[Data entries start]

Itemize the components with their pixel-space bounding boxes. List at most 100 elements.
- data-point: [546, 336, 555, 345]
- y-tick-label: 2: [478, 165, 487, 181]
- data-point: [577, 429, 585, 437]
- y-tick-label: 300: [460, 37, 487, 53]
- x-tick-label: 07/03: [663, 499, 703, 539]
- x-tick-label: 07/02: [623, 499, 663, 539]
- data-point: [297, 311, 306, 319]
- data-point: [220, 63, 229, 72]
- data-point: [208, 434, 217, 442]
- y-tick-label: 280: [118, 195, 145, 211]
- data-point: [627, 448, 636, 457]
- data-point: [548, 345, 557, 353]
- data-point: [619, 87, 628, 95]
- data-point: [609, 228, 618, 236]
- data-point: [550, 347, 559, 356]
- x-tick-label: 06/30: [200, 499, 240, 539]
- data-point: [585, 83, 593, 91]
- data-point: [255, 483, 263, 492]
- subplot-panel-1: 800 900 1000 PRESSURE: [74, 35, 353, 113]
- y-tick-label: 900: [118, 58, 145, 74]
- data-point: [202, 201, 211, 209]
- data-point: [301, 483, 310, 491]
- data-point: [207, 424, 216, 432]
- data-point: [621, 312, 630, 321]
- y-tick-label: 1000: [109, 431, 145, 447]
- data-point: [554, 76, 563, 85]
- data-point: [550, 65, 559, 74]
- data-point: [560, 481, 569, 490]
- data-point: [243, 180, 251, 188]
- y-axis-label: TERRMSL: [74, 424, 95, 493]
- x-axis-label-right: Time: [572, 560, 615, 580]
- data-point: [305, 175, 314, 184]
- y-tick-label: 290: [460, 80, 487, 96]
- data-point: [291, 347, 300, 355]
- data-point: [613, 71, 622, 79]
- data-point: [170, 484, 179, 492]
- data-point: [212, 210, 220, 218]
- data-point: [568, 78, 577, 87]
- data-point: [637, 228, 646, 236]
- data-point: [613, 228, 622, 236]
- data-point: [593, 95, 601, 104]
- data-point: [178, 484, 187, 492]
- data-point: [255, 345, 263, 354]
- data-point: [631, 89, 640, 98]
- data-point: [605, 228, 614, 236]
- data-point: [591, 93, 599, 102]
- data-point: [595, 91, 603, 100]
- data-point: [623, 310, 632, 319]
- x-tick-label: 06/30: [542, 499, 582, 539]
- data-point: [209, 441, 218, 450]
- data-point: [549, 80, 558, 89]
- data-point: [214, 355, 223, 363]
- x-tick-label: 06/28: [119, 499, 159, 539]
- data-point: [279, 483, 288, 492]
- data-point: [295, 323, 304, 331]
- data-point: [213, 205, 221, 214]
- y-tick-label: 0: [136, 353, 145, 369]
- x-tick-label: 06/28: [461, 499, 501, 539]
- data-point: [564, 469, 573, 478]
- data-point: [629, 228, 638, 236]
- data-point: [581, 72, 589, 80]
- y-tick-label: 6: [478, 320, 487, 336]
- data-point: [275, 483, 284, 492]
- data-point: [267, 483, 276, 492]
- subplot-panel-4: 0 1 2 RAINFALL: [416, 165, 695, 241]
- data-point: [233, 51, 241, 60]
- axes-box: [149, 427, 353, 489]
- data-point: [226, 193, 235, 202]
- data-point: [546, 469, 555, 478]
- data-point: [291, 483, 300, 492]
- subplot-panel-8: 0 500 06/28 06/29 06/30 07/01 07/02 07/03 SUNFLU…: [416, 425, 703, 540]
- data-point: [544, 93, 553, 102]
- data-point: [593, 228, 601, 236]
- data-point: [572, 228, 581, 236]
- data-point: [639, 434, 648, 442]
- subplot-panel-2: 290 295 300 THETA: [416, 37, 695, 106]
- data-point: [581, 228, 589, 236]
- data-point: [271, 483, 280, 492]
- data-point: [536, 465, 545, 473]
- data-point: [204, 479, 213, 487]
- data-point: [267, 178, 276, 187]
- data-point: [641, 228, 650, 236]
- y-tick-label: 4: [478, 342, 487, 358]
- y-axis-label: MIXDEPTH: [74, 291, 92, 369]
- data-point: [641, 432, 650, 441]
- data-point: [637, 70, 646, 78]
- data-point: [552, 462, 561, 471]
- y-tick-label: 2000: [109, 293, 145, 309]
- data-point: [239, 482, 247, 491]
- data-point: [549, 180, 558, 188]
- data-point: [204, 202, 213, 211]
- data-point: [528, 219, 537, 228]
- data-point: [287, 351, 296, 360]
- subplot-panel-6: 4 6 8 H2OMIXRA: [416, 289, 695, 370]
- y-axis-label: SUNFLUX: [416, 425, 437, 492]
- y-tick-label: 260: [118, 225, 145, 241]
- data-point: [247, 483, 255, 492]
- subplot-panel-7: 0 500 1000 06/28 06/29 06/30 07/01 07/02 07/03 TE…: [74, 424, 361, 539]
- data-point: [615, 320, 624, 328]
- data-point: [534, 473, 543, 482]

[Data entries end]

Directive
Find each line of the data that contains the string "axis" and copy those lines.

Task response
- y-axis-label: TERRMSL: [74, 424, 95, 493]
- x-axis-label-right: Time: [572, 560, 615, 580]
- y-axis-label: MIXDEPTH: [74, 291, 92, 369]
- y-axis-label: SUNFLUX: [416, 425, 437, 492]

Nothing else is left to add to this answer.